Check every line below for the word "Prevotella" and show those that hold it.

━━━━━ Extracted information

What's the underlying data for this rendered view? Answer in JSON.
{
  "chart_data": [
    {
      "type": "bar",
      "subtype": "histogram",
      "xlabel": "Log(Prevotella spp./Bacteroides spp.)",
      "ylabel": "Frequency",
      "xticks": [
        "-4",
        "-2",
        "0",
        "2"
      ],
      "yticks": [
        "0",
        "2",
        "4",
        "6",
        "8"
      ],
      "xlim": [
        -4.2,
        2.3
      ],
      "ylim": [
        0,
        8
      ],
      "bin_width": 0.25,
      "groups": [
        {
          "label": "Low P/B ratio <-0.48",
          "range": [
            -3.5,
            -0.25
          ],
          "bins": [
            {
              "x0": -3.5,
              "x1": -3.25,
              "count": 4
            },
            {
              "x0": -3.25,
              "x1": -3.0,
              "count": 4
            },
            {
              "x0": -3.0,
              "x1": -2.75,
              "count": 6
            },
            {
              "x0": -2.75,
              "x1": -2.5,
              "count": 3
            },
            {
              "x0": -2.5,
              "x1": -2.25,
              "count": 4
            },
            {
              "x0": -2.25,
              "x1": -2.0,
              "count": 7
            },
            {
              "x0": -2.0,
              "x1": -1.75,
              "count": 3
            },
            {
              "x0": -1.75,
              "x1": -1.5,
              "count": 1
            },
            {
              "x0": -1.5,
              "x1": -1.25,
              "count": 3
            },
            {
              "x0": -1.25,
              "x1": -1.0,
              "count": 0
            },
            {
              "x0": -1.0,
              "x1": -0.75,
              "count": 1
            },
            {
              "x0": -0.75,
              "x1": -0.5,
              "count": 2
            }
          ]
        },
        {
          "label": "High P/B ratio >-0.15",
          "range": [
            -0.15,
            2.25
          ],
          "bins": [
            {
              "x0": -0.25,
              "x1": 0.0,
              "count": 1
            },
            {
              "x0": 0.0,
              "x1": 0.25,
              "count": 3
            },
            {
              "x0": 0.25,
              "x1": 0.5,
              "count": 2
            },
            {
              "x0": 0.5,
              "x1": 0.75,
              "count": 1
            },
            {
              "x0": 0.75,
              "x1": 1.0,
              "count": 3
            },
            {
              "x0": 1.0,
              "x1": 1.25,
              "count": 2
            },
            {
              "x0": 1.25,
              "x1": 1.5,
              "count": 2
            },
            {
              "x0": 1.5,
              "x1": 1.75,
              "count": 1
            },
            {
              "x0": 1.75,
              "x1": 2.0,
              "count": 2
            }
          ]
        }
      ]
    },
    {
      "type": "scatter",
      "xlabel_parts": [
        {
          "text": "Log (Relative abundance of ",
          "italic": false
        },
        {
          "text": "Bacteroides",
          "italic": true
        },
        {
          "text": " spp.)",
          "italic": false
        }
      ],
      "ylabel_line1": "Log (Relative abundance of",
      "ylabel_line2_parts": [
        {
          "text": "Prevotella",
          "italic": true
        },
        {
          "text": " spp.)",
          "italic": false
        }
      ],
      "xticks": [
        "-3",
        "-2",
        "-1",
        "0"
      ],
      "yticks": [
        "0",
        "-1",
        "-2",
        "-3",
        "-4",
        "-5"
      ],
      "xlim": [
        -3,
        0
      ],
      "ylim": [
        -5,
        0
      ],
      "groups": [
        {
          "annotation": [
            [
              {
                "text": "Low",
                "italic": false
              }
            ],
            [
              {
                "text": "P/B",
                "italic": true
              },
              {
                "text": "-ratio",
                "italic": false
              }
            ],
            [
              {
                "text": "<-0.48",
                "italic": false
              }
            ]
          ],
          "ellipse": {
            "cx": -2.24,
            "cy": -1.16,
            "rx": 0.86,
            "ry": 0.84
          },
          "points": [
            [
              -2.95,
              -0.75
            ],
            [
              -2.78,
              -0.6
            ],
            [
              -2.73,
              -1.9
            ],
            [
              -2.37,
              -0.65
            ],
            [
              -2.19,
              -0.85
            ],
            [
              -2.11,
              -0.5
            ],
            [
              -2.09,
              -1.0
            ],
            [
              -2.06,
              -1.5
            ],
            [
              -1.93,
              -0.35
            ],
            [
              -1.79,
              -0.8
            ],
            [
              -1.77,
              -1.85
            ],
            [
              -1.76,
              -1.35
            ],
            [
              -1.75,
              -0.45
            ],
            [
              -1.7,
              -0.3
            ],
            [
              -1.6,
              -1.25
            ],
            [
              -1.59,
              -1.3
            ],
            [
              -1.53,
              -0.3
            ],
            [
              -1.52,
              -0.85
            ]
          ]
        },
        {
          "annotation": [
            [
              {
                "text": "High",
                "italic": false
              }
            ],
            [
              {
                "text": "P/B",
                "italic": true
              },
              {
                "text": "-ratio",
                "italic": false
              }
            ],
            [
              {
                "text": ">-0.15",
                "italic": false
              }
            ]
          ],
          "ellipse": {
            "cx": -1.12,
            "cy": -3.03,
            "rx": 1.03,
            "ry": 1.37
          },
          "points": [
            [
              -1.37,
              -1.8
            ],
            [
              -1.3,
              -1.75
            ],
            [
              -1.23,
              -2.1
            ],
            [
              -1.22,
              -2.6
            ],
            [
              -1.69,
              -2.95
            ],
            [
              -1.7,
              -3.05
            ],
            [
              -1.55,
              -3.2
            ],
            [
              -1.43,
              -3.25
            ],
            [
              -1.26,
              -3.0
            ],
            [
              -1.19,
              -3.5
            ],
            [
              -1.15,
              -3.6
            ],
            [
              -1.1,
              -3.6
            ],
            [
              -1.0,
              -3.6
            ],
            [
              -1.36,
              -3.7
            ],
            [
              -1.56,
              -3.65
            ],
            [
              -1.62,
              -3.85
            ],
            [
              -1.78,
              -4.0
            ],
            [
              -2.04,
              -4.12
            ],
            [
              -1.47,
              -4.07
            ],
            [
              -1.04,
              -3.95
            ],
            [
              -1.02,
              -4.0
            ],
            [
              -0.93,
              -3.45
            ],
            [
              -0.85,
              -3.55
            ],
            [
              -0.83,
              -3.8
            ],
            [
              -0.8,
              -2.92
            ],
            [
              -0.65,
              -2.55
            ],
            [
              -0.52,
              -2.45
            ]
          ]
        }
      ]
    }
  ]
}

━━━━━━━━━━

◆ **Result**:
      "xlabel": "Log(Prevotella spp./Bacteroides spp.)",
          "text": "Prevotella",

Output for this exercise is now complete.